== Quoted passage ==
I
have been to places ravaged by wars, famines, earthquakes,
hurricanes, floods, and droughts, and my ways of thinking
and behavior have all changed. I feel grateful whenever I
pick up a bowl of rice, and I hope every child in the
world can have food to eat. When clean water flows from
the faucet, I know how fortunate I am.
--Hsieh Ching-kuei
Deputy Director of the Department of Religious
Affairs, Tzu Chi Foundation
I still remember that day: July 19, 1990. I was alone
at home with some junk food in one hand and the remote
control for my TV in the other. Suddenly, I saw a Buddhist
nun, who I later found out was Master Cheng Yen, speaking
in the Sun Yat-sen Memorial Hall in Taipei. I moved my
seat forward. I was attracted to her soft voice and was
touched by what I heard. But even though I was alone in
the room, I arrogantly refused to let the tears in my eyes
fall.
I heard the Master say: "When one person sees
suffering, everyone will give their money or strength to
help. This is 'One thousand eyes to see the suffering of
the world and one thousand hands to help.' This is the
manifestation of Kuan Yin, the bodhisattva with a thousand
hands and a thousand eyes..." Then I realized my
cheeks were wet with tears.
I couldn't lie to myself
When I was a kid, I always aspired to be a decent man
when I grew up. I really admired the spirit of
self-sacrifice of Dr. Albert Schweitzer and Mother Teresa.
I believed that they were human beings and I was a human
being, so I could achieve what they had achieved.
However, some of my teachers and senior relatives
reminded me that when I retired at sixty with a wife,
children, house, car and money, then I could be "a
decent man." After pondering for a while, I felt what
they said indeed made sense. After all, they were persons
who really cared about me and I trusted them.
When I was in law school at National Taiwan University,
I won second place in a nation-wide law debate
competition. My words were as sharp as knives and I had no
mercy. My opponents really hated me, but I thought that
was knowledge and power. After my graduation, I went from
being a deputy manager at Citibank and manager of the
Royal Bank of Canada to being a financial consultant for
Merrill Lynch. I became a stockbroker with a shining
business record. Whether my clients bought or sold their
stocks and whether they made a profit or suffered a loss,
I always got my commission.
At that time, I wore pants with suspenders flown in
from a famous foreign company. I also wore a fashionable
jacket and sunglasses and carried an expensive attache
case. Whenever I walked thus equipped in the vibrant
eastern district of Taipei, I surely attracted attention
from the opposite sex. I was only 165 cm tall [5'5"],
but the outfits made me feel 180 cm [5'11"].

== Goal ==
Print the personal account word for word, starting with "I couldn't lie" and going on through "they had achieved.".

== Information supplied ==
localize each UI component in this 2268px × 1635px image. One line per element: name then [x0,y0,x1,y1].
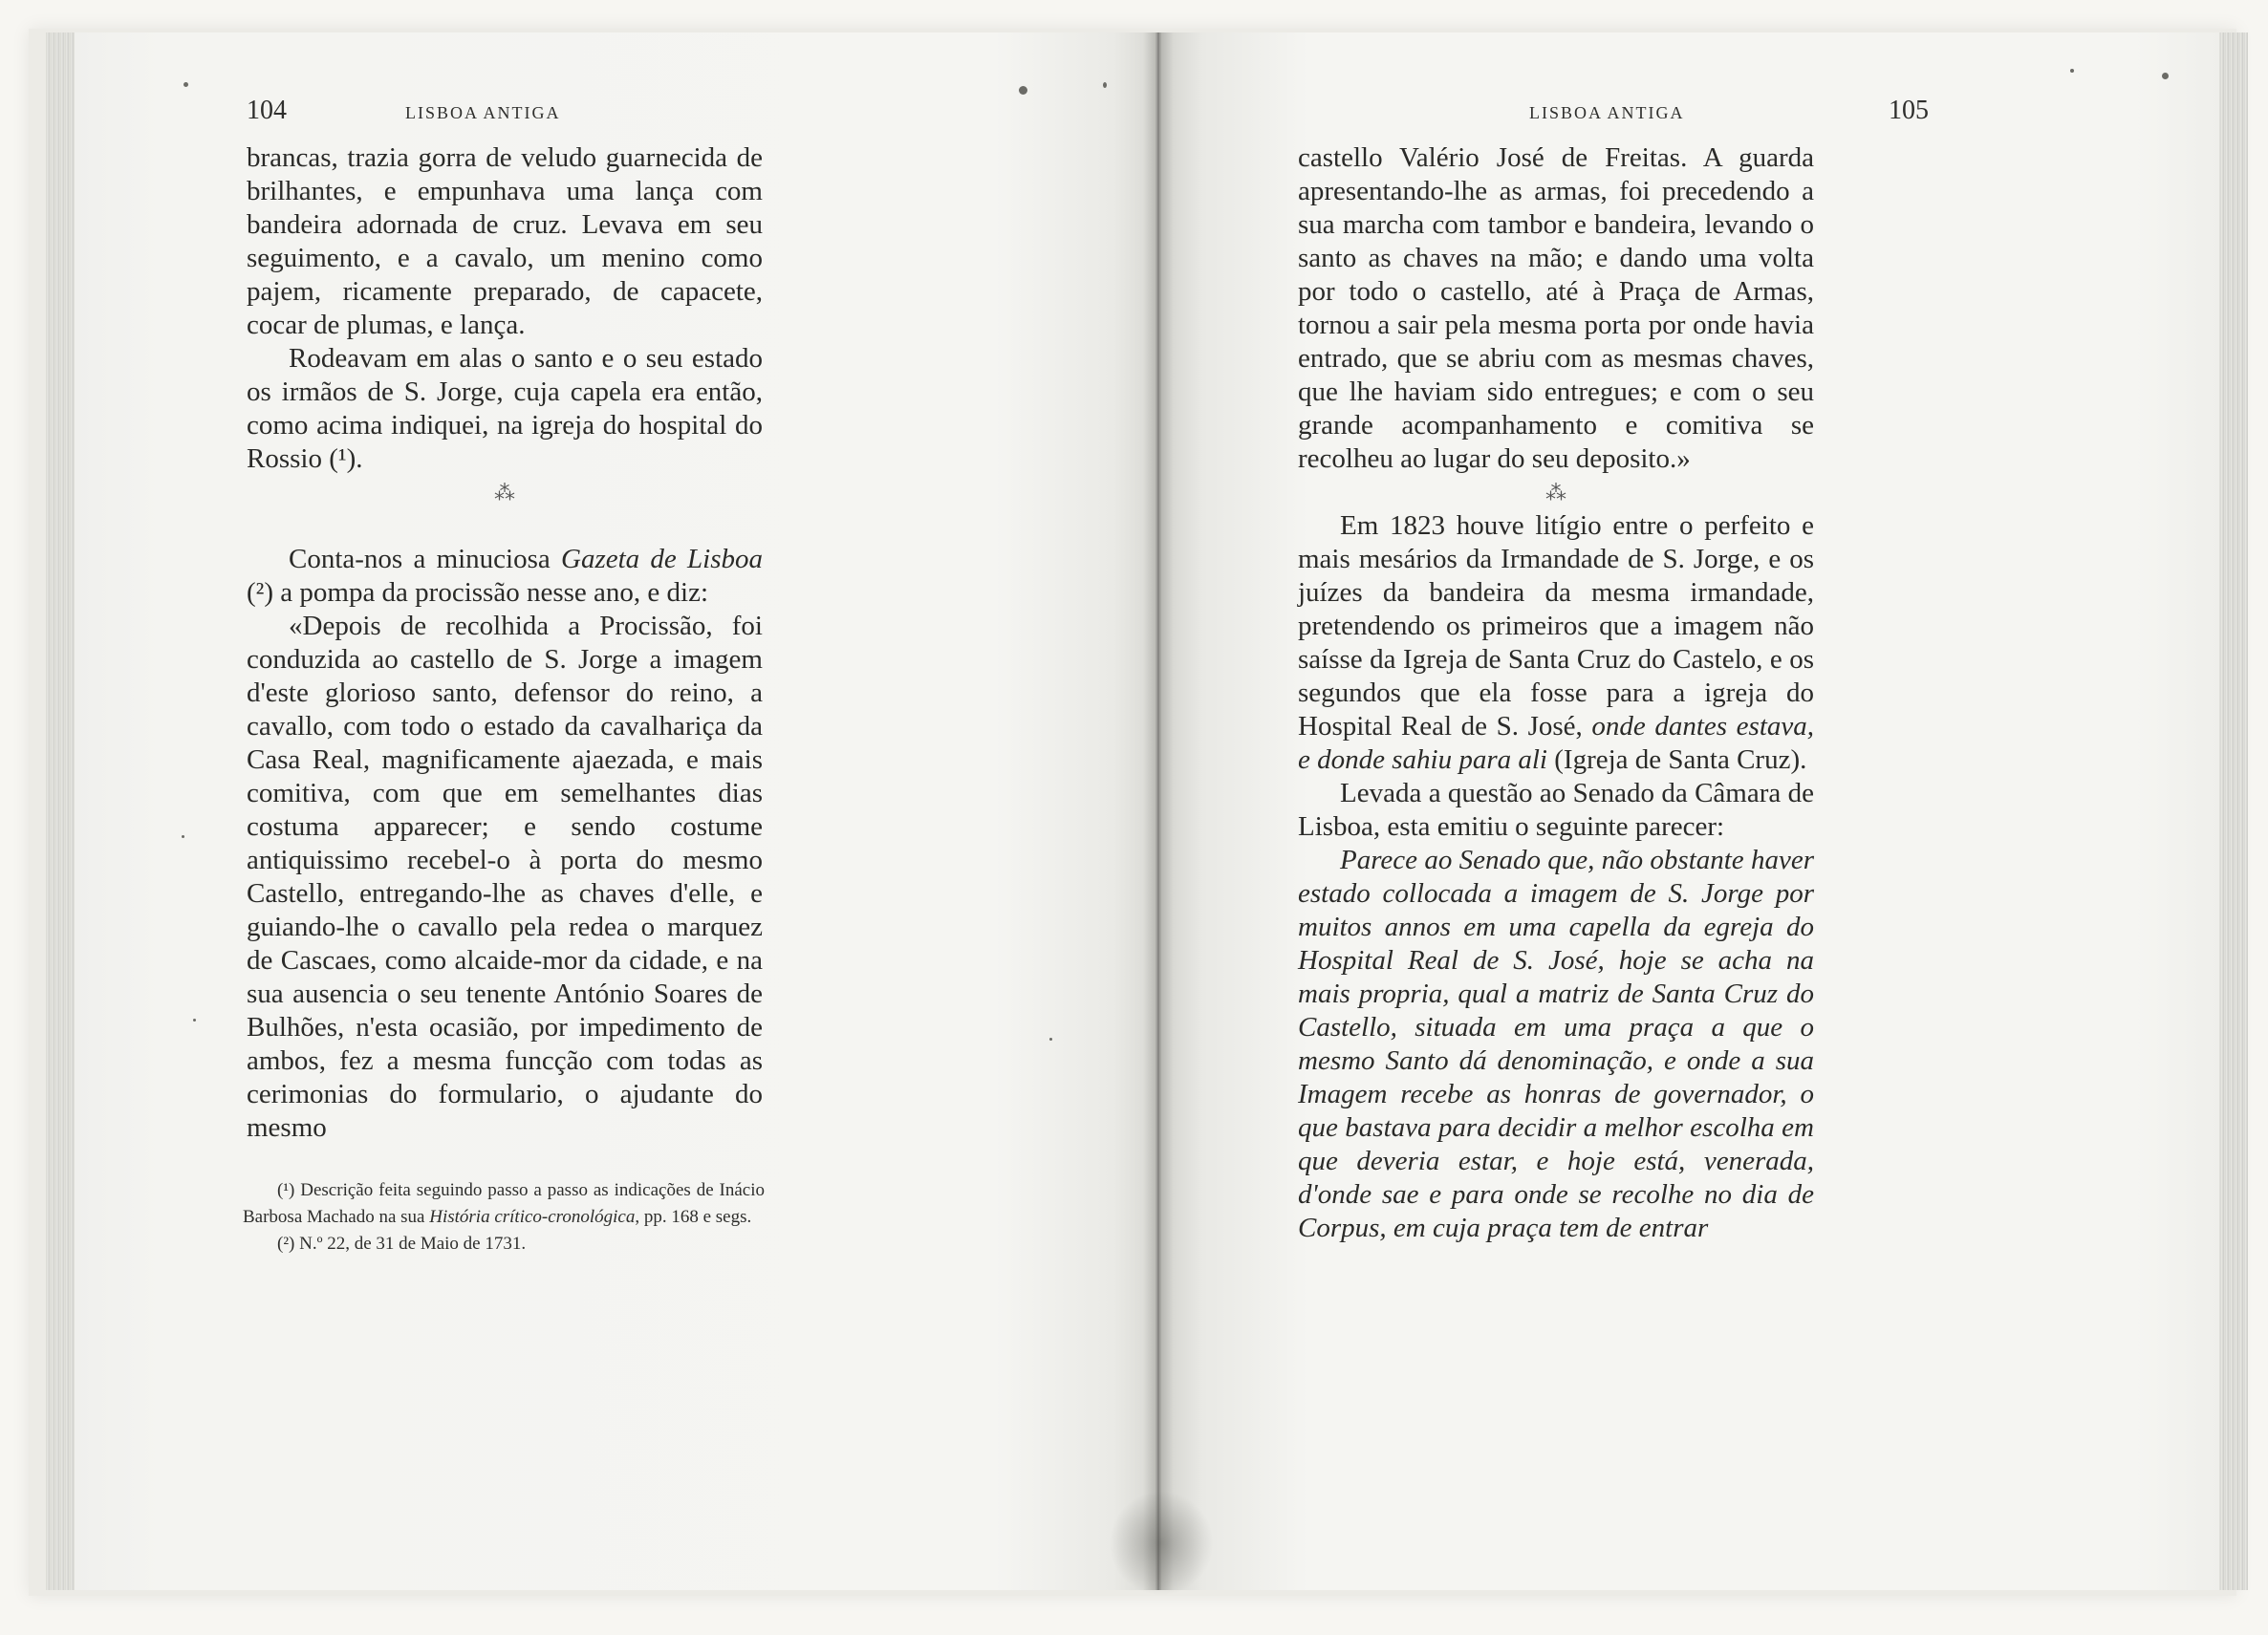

== Answer to this problem ==
I couldn't lie to myself
When I was a kid, I always aspired to be a decent man
when I grew up. I really admired the spirit of
self-sacrifice of Dr. Albert Schweitzer and Mother Teresa.
I believed that they were human beings and I was a human
being, so I could achieve what they had achieved.